What is needed:
Give back the entire listing verbatim.

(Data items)
• • • • • • •

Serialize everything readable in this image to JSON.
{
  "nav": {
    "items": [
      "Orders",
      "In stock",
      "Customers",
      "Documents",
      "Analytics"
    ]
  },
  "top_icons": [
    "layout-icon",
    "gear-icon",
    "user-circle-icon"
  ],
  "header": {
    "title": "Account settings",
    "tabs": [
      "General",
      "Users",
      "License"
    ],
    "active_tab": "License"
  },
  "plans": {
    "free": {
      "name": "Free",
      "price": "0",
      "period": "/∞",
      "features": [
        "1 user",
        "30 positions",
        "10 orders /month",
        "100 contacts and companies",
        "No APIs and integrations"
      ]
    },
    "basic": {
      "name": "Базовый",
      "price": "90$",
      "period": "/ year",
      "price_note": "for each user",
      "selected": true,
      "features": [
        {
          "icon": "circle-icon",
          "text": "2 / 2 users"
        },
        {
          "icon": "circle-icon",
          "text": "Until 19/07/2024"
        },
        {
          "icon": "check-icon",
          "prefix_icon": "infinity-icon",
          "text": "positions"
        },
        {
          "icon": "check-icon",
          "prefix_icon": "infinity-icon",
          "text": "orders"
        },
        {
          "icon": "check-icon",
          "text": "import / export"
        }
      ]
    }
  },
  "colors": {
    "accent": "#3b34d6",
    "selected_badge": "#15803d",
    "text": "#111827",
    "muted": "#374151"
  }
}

• • • • • • •

Result of this task:
Serialize everything readable in this image to JSON.
{
  "nav": {
    "items": [
      "Orders",
      "In stock",
      "Customers",
      "Documents",
      "Analytics"
    ]
  },
  "top_icons": [
    "layout-icon",
    "gear-icon",
    "user-circle-icon"
  ],
  "header": {
    "title": "Account settings",
    "tabs": [
      "General",
      "Users",
      "License"
    ],
    "active_tab": "License"
  },
  "plans": {
    "free": {
      "name": "Free",
      "price": "0",
      "period": "/∞",
      "features": [
        "1 user",
        "30 positions",
        "10 orders /month",
        "100 contacts and companies",
        "No APIs and integrations"
      ]
    },
    "basic": {
      "name": "Базовый",
      "price": "90$",
      "period": "/ year",
      "price_note": "for each user",
      "selected": true,
      "features": [
        {
          "icon": "circle-icon",
          "text": "2 / 2 users"
        },
        {
          "icon": "circle-icon",
          "text": "Until 19/07/2024"
        },
        {
          "icon": "check-icon",
          "prefix_icon": "infinity-icon",
          "text": "positions"
        },
        {
          "icon": "check-icon",
          "prefix_icon": "infinity-icon",
          "text": "orders"
        },
        {
          "icon": "check-icon",
          "text": "import / export"
        }
      ]
    }
  },
  "colors": {
    "accent": "#3b34d6",
    "selected_badge": "#15803d",
    "text": "#111827",
    "muted": "#374151"
  }
}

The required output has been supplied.